TASK DIRECTIONS: Output the data below in full, byte for byte. Nothing may differ.

MATERIAL FOR THIS TASK:
::::
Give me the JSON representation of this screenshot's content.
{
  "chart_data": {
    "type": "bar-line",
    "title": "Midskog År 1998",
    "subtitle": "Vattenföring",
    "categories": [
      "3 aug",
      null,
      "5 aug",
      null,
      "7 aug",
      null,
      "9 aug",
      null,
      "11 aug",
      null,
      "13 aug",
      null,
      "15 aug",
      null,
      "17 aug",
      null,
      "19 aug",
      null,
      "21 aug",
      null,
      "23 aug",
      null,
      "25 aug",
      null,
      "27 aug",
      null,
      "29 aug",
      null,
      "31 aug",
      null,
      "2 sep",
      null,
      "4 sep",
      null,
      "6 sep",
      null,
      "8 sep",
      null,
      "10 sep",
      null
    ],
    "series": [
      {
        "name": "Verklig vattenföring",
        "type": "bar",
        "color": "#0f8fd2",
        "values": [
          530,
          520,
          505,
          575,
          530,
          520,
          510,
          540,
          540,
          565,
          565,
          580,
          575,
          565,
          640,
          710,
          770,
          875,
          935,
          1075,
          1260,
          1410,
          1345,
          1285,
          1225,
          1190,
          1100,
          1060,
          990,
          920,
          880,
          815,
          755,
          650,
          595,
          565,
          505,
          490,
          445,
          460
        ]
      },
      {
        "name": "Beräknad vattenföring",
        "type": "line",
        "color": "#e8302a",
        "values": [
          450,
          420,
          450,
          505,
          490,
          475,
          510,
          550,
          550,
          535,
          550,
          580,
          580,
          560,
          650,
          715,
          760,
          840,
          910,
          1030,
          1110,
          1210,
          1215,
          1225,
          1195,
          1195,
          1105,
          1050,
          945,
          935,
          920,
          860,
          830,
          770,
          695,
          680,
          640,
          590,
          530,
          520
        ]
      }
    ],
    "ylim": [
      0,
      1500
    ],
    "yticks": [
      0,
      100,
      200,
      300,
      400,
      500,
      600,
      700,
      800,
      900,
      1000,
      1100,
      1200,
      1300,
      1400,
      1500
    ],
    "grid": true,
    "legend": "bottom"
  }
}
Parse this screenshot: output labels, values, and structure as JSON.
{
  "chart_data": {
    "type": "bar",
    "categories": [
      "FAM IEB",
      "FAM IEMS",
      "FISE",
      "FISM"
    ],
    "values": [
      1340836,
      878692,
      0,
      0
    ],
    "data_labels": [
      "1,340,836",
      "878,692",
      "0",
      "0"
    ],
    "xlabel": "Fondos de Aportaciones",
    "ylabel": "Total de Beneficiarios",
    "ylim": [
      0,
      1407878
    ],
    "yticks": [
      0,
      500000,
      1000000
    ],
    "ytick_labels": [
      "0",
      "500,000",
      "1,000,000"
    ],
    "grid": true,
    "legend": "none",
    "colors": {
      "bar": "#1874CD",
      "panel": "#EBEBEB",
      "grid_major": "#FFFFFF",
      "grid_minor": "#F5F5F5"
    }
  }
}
::::
ANSWER IN FULL:
Give me the JSON representation of this screenshot's content.
{
  "chart_data": {
    "type": "bar-line",
    "title": "Midskog År 1998",
    "subtitle": "Vattenföring",
    "categories": [
      "3 aug",
      null,
      "5 aug",
      null,
      "7 aug",
      null,
      "9 aug",
      null,
      "11 aug",
      null,
      "13 aug",
      null,
      "15 aug",
      null,
      "17 aug",
      null,
      "19 aug",
      null,
      "21 aug",
      null,
      "23 aug",
      null,
      "25 aug",
      null,
      "27 aug",
      null,
      "29 aug",
      null,
      "31 aug",
      null,
      "2 sep",
      null,
      "4 sep",
      null,
      "6 sep",
      null,
      "8 sep",
      null,
      "10 sep",
      null
    ],
    "series": [
      {
        "name": "Verklig vattenföring",
        "type": "bar",
        "color": "#0f8fd2",
        "values": [
          530,
          520,
          505,
          575,
          530,
          520,
          510,
          540,
          540,
          565,
          565,
          580,
          575,
          565,
          640,
          710,
          770,
          875,
          935,
          1075,
          1260,
          1410,
          1345,
          1285,
          1225,
          1190,
          1100,
          1060,
          990,
          920,
          880,
          815,
          755,
          650,
          595,
          565,
          505,
          490,
          445,
          460
        ]
      },
      {
        "name": "Beräknad vattenföring",
        "type": "line",
        "color": "#e8302a",
        "values": [
          450,
          420,
          450,
          505,
          490,
          475,
          510,
          550,
          550,
          535,
          550,
          580,
          580,
          560,
          650,
          715,
          760,
          840,
          910,
          1030,
          1110,
          1210,
          1215,
          1225,
          1195,
          1195,
          1105,
          1050,
          945,
          935,
          920,
          860,
          830,
          770,
          695,
          680,
          640,
          590,
          530,
          520
        ]
      }
    ],
    "ylim": [
      0,
      1500
    ],
    "yticks": [
      0,
      100,
      200,
      300,
      400,
      500,
      600,
      700,
      800,
      900,
      1000,
      1100,
      1200,
      1300,
      1400,
      1500
    ],
    "grid": true,
    "legend": "bottom"
  }
}
Parse this screenshot: output labels, values, and structure as JSON.
{
  "chart_data": {
    "type": "bar",
    "categories": [
      "FAM IEB",
      "FAM IEMS",
      "FISE",
      "FISM"
    ],
    "values": [
      1340836,
      878692,
      0,
      0
    ],
    "data_labels": [
      "1,340,836",
      "878,692",
      "0",
      "0"
    ],
    "xlabel": "Fondos de Aportaciones",
    "ylabel": "Total de Beneficiarios",
    "ylim": [
      0,
      1407878
    ],
    "yticks": [
      0,
      500000,
      1000000
    ],
    "ytick_labels": [
      "0",
      "500,000",
      "1,000,000"
    ],
    "grid": true,
    "legend": "none",
    "colors": {
      "bar": "#1874CD",
      "panel": "#EBEBEB",
      "grid_major": "#FFFFFF",
      "grid_minor": "#F5F5F5"
    }
  }
}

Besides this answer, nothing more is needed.